What is expected – Reproduce every record below exactly as it appears.

-- begin --

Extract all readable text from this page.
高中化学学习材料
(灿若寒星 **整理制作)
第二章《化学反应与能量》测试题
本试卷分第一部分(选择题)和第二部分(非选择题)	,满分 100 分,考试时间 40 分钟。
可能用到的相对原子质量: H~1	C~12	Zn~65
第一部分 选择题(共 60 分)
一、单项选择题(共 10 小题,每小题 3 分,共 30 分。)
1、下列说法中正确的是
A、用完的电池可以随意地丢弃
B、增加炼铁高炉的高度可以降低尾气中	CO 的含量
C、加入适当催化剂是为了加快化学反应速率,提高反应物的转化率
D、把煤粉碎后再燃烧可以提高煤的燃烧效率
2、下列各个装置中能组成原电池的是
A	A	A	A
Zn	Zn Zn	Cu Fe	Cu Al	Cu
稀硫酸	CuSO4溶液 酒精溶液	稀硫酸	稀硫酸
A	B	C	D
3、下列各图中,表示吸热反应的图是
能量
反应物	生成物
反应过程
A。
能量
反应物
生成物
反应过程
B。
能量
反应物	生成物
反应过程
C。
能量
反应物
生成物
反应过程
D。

-- end --

Answer –
Extract all readable text from this page.
高中化学学习材料
(灿若寒星 **整理制作)
第二章《化学反应与能量》测试题
本试卷分第一部分(选择题)和第二部分(非选择题)	,满分 100 分,考试时间 40 分钟。
可能用到的相对原子质量: H~1	C~12	Zn~65
第一部分 选择题(共 60 分)
一、单项选择题(共 10 小题,每小题 3 分,共 30 分。)
1、下列说法中正确的是
A、用完的电池可以随意地丢弃
B、增加炼铁高炉的高度可以降低尾气中	CO 的含量
C、加入适当催化剂是为了加快化学反应速率,提高反应物的转化率
D、把煤粉碎后再燃烧可以提高煤的燃烧效率
2、下列各个装置中能组成原电池的是
A	A	A	A
Zn	Zn Zn	Cu Fe	Cu Al	Cu
稀硫酸	CuSO4溶液 酒精溶液	稀硫酸	稀硫酸
A	B	C	D
3、下列各图中,表示吸热反应的图是
能量
反应物	生成物
反应过程
A。
能量
反应物
生成物
反应过程
B。
能量
反应物	生成物
反应过程
C。
能量
反应物
生成物
反应过程
D。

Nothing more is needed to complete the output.